■ Your instructions
Identify the lines bearing the string "chevron" and gather them.

Dataset records:
----------------
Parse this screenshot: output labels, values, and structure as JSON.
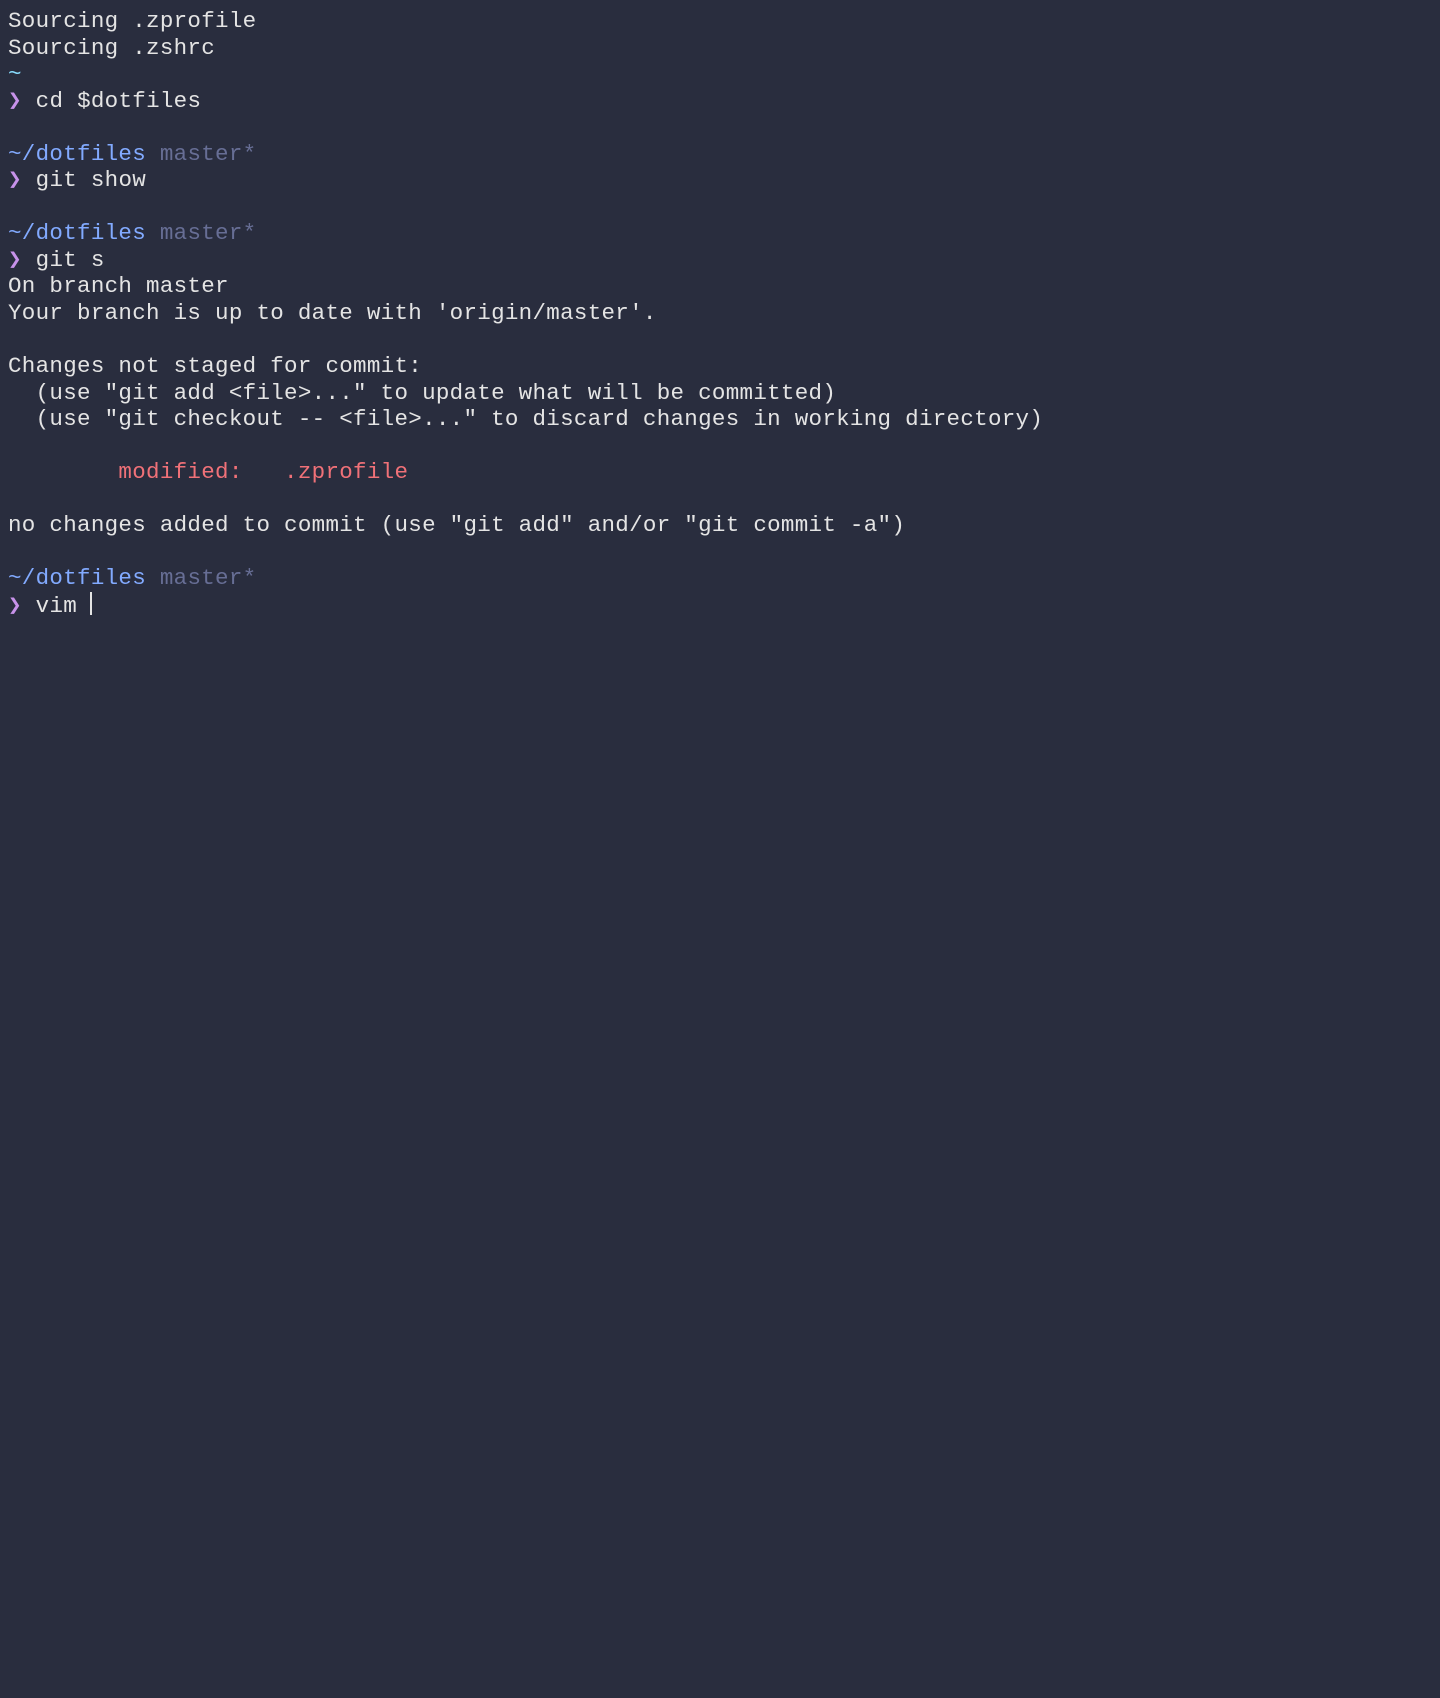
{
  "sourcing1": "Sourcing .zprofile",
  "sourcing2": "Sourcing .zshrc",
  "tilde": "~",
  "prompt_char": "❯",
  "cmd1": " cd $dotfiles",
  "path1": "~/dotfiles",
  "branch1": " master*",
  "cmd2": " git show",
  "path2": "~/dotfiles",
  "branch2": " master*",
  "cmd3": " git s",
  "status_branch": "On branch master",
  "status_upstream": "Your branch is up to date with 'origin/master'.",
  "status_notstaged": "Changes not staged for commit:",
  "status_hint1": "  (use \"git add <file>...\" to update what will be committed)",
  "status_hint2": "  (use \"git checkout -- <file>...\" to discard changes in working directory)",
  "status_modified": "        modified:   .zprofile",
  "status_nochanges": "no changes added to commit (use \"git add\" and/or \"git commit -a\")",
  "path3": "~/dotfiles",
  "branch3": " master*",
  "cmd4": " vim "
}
----------------
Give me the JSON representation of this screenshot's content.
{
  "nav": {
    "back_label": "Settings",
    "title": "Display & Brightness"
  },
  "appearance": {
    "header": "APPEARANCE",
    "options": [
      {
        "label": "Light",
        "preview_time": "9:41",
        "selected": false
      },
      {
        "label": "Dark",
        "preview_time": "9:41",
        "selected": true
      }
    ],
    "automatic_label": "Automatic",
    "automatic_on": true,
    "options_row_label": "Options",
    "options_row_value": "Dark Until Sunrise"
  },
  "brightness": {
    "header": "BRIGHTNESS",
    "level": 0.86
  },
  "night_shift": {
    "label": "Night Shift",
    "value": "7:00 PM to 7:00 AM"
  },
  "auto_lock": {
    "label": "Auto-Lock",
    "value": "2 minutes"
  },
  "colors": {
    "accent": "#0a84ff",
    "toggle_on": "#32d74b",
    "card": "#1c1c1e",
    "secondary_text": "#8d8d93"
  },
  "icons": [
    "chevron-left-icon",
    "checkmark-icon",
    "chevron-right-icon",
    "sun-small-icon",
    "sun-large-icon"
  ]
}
----------------
■ Full answer
    "chevron-left-icon",
    "chevron-right-icon",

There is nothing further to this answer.